== Listings of element regions ==
——
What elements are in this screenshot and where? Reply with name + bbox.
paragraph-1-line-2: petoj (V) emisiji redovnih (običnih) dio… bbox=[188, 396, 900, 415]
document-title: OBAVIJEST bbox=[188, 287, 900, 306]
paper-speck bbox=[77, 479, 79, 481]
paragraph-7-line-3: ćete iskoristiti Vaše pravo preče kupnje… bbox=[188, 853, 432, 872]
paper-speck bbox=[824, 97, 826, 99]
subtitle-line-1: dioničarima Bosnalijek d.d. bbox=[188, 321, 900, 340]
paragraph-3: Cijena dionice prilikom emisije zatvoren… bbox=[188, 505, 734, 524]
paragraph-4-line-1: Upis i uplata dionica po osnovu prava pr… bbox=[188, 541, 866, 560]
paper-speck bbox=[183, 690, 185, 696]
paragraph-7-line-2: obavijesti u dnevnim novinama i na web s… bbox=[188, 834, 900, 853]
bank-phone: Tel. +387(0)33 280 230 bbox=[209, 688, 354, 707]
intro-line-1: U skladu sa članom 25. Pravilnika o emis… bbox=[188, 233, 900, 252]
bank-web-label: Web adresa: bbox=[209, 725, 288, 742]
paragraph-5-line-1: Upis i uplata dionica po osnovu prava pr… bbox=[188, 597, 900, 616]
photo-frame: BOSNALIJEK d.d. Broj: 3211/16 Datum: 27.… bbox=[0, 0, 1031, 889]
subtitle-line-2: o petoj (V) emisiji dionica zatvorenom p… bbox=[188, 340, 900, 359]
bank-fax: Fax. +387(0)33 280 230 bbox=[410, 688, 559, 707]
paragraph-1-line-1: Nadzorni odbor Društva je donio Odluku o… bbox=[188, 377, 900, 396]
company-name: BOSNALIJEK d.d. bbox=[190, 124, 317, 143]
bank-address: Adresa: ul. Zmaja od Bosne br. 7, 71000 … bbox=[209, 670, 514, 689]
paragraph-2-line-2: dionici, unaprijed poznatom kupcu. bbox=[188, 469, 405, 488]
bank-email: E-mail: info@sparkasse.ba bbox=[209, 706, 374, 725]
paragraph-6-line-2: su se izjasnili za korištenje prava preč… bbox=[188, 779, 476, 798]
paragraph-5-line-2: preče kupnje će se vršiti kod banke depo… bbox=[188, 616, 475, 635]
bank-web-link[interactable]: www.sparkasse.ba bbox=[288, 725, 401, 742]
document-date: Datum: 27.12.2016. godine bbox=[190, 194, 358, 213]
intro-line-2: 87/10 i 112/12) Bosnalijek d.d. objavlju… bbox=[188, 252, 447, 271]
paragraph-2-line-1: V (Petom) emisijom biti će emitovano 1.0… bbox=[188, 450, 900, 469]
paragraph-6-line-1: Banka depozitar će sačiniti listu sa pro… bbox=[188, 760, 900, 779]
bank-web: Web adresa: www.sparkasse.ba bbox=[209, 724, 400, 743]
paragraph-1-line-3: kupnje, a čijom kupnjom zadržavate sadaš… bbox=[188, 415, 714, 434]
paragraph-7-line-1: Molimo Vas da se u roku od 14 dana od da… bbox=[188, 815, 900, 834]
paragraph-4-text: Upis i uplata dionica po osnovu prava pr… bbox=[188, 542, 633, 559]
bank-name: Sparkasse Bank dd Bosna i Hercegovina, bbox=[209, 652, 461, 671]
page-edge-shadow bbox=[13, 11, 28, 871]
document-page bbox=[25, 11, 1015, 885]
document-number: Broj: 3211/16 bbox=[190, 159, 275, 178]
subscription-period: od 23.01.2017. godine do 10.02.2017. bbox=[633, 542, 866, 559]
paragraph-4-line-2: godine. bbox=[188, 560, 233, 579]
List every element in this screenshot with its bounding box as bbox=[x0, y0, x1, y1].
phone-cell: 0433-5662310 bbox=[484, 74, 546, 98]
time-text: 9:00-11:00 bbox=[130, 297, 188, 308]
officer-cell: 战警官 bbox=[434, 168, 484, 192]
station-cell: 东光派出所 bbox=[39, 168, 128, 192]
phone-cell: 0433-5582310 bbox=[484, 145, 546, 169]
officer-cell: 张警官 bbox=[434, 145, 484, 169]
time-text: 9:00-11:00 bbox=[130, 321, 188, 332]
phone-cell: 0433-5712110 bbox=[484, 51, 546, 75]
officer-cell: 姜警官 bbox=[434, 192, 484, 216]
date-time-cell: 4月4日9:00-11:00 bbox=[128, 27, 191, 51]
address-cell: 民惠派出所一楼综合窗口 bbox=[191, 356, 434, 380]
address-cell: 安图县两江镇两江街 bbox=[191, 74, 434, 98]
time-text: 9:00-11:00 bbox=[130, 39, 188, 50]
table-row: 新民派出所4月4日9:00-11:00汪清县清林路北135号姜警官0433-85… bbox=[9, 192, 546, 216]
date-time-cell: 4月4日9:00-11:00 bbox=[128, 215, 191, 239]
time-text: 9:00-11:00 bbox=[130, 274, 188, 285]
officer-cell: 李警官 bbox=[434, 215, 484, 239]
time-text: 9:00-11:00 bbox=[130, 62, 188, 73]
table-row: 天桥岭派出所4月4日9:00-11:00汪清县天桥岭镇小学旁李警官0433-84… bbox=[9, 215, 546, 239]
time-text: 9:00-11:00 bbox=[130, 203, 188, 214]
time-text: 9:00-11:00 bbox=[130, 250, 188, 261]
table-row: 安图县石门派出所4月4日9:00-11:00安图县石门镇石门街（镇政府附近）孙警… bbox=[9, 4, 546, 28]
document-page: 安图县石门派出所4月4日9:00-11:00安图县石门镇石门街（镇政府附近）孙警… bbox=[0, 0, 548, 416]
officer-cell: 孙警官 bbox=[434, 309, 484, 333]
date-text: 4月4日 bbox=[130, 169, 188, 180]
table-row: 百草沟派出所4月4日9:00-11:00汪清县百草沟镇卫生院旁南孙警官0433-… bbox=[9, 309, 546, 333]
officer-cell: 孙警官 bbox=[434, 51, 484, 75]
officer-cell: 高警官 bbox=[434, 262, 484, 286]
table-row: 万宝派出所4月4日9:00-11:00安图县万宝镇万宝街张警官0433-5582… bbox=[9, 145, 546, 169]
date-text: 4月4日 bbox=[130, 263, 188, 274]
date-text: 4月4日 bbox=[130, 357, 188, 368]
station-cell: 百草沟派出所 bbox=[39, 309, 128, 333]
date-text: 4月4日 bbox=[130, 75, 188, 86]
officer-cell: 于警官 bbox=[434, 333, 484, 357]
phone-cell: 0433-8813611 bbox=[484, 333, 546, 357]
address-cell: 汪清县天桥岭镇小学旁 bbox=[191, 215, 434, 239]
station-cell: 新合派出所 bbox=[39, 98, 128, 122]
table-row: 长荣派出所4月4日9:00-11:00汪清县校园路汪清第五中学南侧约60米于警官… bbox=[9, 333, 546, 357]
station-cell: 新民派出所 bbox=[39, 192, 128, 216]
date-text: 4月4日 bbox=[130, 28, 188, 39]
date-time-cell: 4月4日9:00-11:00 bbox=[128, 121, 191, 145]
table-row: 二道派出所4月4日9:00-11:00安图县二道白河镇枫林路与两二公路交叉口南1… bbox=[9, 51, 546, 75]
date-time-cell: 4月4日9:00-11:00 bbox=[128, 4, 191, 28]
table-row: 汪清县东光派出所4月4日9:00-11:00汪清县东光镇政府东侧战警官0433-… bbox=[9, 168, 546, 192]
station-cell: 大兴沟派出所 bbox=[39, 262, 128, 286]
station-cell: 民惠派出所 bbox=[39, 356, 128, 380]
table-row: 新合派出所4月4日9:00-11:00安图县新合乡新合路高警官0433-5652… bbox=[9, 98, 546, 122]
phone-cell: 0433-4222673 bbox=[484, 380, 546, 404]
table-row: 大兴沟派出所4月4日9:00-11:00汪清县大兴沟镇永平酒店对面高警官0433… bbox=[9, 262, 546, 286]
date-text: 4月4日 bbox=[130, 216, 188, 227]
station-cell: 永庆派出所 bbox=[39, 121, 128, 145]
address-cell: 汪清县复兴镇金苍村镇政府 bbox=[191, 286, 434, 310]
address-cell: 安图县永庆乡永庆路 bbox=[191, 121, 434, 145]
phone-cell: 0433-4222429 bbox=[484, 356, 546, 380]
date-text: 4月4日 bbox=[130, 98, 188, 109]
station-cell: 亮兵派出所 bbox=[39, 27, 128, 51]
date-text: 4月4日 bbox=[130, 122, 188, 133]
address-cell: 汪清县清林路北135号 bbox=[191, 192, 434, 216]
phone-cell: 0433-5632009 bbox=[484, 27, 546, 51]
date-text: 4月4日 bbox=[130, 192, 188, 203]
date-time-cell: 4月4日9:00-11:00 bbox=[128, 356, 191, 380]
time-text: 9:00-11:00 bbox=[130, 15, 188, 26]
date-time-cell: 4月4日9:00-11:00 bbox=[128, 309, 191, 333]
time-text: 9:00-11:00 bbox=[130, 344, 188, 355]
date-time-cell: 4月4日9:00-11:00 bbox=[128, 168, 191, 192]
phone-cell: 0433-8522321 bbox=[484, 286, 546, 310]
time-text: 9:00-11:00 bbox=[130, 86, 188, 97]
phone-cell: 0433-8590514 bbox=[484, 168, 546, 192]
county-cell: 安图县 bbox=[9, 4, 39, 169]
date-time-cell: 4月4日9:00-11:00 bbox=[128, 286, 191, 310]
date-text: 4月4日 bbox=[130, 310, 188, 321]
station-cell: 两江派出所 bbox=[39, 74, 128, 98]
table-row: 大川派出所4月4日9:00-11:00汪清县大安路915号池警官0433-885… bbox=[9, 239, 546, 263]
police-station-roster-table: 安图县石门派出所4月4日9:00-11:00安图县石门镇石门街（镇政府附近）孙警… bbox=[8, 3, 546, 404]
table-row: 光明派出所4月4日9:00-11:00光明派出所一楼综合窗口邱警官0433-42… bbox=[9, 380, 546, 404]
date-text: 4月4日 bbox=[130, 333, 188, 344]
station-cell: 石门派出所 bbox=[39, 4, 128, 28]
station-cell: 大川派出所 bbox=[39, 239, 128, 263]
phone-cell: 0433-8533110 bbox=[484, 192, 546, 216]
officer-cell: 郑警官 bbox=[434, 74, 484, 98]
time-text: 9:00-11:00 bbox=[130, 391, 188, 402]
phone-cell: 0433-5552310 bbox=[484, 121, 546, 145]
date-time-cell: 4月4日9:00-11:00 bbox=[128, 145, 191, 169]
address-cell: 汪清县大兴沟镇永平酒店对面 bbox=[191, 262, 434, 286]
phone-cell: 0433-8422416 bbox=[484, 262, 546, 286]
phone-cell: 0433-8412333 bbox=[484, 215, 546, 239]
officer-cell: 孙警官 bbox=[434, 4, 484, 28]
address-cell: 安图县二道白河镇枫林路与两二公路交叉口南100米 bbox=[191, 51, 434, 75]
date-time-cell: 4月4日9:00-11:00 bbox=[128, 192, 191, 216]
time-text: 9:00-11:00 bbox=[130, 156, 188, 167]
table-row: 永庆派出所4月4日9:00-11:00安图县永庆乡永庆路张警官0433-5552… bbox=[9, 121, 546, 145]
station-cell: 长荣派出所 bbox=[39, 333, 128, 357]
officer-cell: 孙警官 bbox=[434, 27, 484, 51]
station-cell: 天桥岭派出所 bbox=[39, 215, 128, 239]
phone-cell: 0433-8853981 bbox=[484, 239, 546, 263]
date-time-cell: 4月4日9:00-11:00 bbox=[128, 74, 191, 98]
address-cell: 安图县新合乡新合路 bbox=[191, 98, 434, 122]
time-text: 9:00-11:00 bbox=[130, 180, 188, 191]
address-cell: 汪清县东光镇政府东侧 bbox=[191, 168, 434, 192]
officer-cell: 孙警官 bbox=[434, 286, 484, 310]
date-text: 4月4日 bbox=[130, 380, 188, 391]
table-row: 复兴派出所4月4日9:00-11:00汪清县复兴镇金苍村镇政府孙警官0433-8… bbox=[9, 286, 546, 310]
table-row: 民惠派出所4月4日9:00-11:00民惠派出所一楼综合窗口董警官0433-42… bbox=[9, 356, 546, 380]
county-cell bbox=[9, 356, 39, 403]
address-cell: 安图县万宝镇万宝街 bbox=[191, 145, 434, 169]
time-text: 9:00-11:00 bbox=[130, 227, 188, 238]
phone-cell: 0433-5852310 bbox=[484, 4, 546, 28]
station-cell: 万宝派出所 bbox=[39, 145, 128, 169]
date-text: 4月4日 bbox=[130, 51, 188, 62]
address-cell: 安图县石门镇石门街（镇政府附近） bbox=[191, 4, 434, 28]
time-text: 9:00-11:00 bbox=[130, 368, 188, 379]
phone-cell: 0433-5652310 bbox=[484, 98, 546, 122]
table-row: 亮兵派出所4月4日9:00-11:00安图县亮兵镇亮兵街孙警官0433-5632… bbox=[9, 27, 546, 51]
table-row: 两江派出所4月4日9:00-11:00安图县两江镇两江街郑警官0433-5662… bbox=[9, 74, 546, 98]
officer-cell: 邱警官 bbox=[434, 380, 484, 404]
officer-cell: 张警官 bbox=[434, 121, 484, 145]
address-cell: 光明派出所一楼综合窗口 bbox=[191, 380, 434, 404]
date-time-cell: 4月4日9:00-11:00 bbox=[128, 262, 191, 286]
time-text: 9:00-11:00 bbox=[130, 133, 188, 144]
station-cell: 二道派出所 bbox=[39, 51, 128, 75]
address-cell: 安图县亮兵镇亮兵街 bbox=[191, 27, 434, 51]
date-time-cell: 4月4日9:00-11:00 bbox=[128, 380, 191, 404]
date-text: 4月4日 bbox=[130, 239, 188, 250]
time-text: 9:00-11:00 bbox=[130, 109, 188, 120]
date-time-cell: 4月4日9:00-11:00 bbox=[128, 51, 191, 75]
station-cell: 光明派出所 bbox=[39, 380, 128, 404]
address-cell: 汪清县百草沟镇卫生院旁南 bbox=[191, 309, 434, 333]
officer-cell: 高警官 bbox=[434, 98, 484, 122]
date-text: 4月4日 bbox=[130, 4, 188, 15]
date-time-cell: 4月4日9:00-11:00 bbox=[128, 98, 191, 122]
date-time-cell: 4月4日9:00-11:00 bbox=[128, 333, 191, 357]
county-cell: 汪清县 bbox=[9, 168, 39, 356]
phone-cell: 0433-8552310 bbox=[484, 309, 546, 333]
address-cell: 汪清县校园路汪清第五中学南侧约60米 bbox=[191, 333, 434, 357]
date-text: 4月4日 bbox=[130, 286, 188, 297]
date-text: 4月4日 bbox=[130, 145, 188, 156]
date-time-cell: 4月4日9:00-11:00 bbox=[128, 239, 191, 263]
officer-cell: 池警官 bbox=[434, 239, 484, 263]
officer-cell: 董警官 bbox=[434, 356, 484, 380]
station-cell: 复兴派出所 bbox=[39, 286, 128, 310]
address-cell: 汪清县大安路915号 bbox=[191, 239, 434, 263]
——
== Challenge ==
How many of the lines above contain the string "name"? Reply with the number alone.

== Solution ==
3